Aim>
Transcribe all the records with complete accuracy.

****

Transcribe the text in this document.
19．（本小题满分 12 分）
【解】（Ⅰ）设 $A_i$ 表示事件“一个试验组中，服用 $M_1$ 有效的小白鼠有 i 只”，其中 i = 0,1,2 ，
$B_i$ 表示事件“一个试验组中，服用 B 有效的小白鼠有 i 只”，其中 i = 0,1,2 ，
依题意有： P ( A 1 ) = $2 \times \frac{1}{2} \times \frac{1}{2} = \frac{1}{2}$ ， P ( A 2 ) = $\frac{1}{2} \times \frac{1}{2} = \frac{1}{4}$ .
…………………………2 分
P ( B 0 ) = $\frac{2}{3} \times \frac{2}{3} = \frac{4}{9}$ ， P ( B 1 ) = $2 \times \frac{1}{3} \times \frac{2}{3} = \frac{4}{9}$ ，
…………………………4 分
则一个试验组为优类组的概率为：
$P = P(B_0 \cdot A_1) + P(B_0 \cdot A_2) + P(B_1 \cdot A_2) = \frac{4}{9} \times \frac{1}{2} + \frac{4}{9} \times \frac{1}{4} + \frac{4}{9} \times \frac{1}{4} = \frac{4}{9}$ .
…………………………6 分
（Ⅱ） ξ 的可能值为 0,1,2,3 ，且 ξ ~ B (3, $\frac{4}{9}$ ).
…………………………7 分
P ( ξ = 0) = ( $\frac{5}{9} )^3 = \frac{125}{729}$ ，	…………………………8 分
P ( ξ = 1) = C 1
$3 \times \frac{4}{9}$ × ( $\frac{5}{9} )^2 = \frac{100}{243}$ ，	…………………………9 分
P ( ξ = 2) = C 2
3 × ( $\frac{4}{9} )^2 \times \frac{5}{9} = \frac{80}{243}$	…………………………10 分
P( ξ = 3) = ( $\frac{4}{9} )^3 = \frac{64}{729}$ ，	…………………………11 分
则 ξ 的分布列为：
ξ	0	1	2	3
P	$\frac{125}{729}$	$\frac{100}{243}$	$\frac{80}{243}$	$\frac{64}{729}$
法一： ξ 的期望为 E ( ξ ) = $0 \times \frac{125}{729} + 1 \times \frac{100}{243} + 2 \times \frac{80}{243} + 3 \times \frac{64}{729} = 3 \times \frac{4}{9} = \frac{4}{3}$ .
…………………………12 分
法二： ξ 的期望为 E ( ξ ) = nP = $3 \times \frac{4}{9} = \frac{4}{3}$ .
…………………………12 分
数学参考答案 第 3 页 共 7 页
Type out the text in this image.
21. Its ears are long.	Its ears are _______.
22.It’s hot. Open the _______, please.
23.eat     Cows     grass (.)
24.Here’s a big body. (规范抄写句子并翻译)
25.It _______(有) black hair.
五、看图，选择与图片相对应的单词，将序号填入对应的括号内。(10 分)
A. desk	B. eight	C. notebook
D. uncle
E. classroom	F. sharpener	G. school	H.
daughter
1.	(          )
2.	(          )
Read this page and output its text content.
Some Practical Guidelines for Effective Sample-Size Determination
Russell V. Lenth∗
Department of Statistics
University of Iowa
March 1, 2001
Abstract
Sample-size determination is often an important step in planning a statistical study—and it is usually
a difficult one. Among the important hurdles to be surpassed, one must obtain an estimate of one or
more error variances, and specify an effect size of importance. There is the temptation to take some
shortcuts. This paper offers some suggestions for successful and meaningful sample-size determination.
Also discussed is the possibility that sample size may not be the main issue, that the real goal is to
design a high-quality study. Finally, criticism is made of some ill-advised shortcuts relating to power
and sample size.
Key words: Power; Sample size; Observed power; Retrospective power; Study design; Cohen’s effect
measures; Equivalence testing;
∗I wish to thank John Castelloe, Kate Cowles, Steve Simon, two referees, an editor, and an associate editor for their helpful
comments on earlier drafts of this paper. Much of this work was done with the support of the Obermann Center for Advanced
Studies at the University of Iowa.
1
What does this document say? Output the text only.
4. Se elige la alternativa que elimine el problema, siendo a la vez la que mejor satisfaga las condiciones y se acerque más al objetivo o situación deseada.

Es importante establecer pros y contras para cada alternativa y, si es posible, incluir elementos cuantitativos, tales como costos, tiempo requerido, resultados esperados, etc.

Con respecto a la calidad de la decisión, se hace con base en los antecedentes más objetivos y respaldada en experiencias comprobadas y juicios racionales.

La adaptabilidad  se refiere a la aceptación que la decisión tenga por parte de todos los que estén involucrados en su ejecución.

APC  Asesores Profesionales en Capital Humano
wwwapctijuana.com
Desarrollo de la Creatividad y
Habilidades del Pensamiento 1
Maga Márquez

****

Output for this task>
Transcribe the text in this document.
19．（本小题满分 12 分）
【解】（Ⅰ）设 $A_i$ 表示事件“一个试验组中，服用 $M_1$ 有效的小白鼠有 i 只”，其中 i = 0,1,2 ，
$B_i$ 表示事件“一个试验组中，服用 B 有效的小白鼠有 i 只”，其中 i = 0,1,2 ，
依题意有： P ( A 1 ) = $2 \times \frac{1}{2} \times \frac{1}{2} = \frac{1}{2}$ ， P ( A 2 ) = $\frac{1}{2} \times \frac{1}{2} = \frac{1}{4}$ .
…………………………2 分
P ( B 0 ) = $\frac{2}{3} \times \frac{2}{3} = \frac{4}{9}$ ， P ( B 1 ) = $2 \times \frac{1}{3} \times \frac{2}{3} = \frac{4}{9}$ ，
…………………………4 分
则一个试验组为优类组的概率为：
$P = P(B_0 \cdot A_1) + P(B_0 \cdot A_2) + P(B_1 \cdot A_2) = \frac{4}{9} \times \frac{1}{2} + \frac{4}{9} \times \frac{1}{4} + \frac{4}{9} \times \frac{1}{4} = \frac{4}{9}$ .
…………………………6 分
（Ⅱ） ξ 的可能值为 0,1,2,3 ，且 ξ ~ B (3, $\frac{4}{9}$ ).
…………………………7 分
P ( ξ = 0) = ( $\frac{5}{9} )^3 = \frac{125}{729}$ ，	…………………………8 分
P ( ξ = 1) = C 1
$3 \times \frac{4}{9}$ × ( $\frac{5}{9} )^2 = \frac{100}{243}$ ，	…………………………9 分
P ( ξ = 2) = C 2
3 × ( $\frac{4}{9} )^2 \times \frac{5}{9} = \frac{80}{243}$	…………………………10 分
P( ξ = 3) = ( $\frac{4}{9} )^3 = \frac{64}{729}$ ，	…………………………11 分
则 ξ 的分布列为：
ξ	0	1	2	3
P	$\frac{125}{729}$	$\frac{100}{243}$	$\frac{80}{243}$	$\frac{64}{729}$
法一： ξ 的期望为 E ( ξ ) = $0 \times \frac{125}{729} + 1 \times \frac{100}{243} + 2 \times \frac{80}{243} + 3 \times \frac{64}{729} = 3 \times \frac{4}{9} = \frac{4}{3}$ .
…………………………12 分
法二： ξ 的期望为 E ( ξ ) = nP = $3 \times \frac{4}{9} = \frac{4}{3}$ .
…………………………12 分
数学参考答案 第 3 页 共 7 页
Type out the text in this image.
21. Its ears are long.	Its ears are _______.
22.It’s hot. Open the _______, please.
23.eat     Cows     grass (.)
24.Here’s a big body. (规范抄写句子并翻译)
25.It _______(有) black hair.
五、看图，选择与图片相对应的单词，将序号填入对应的括号内。(10 分)
A. desk	B. eight	C. notebook
D. uncle
E. classroom	F. sharpener	G. school	H.
daughter
1.	(          )
2.	(          )
Read this page and output its text content.
Some Practical Guidelines for Effective Sample-Size Determination
Russell V. Lenth∗
Department of Statistics
University of Iowa
March 1, 2001
Abstract
Sample-size determination is often an important step in planning a statistical study—and it is usually
a difficult one. Among the important hurdles to be surpassed, one must obtain an estimate of one or
more error variances, and specify an effect size of importance. There is the temptation to take some
shortcuts. This paper offers some suggestions for successful and meaningful sample-size determination.
Also discussed is the possibility that sample size may not be the main issue, that the real goal is to
design a high-quality study. Finally, criticism is made of some ill-advised shortcuts relating to power
and sample size.
Key words: Power; Sample size; Observed power; Retrospective power; Study design; Cohen’s effect
measures; Equivalence testing;
∗I wish to thank John Castelloe, Kate Cowles, Steve Simon, two referees, an editor, and an associate editor for their helpful
comments on earlier drafts of this paper. Much of this work was done with the support of the Obermann Center for Advanced
Studies at the University of Iowa.
1
What does this document say? Output the text only.
4. Se elige la alternativa que elimine el problema, siendo a la vez la que mejor satisfaga las condiciones y se acerque más al objetivo o situación deseada.

Es importante establecer pros y contras para cada alternativa y, si es posible, incluir elementos cuantitativos, tales como costos, tiempo requerido, resultados esperados, etc.

Con respecto a la calidad de la decisión, se hace con base en los antecedentes más objetivos y respaldada en experiencias comprobadas y juicios racionales.

La adaptabilidad  se refiere a la aceptación que la decisión tenga por parte de todos los que estén involucrados en su ejecución.

APC  Asesores Profesionales en Capital Humano
wwwapctijuana.com
Desarrollo de la Creatividad y
Habilidades del Pensamiento 1
Maga Márquez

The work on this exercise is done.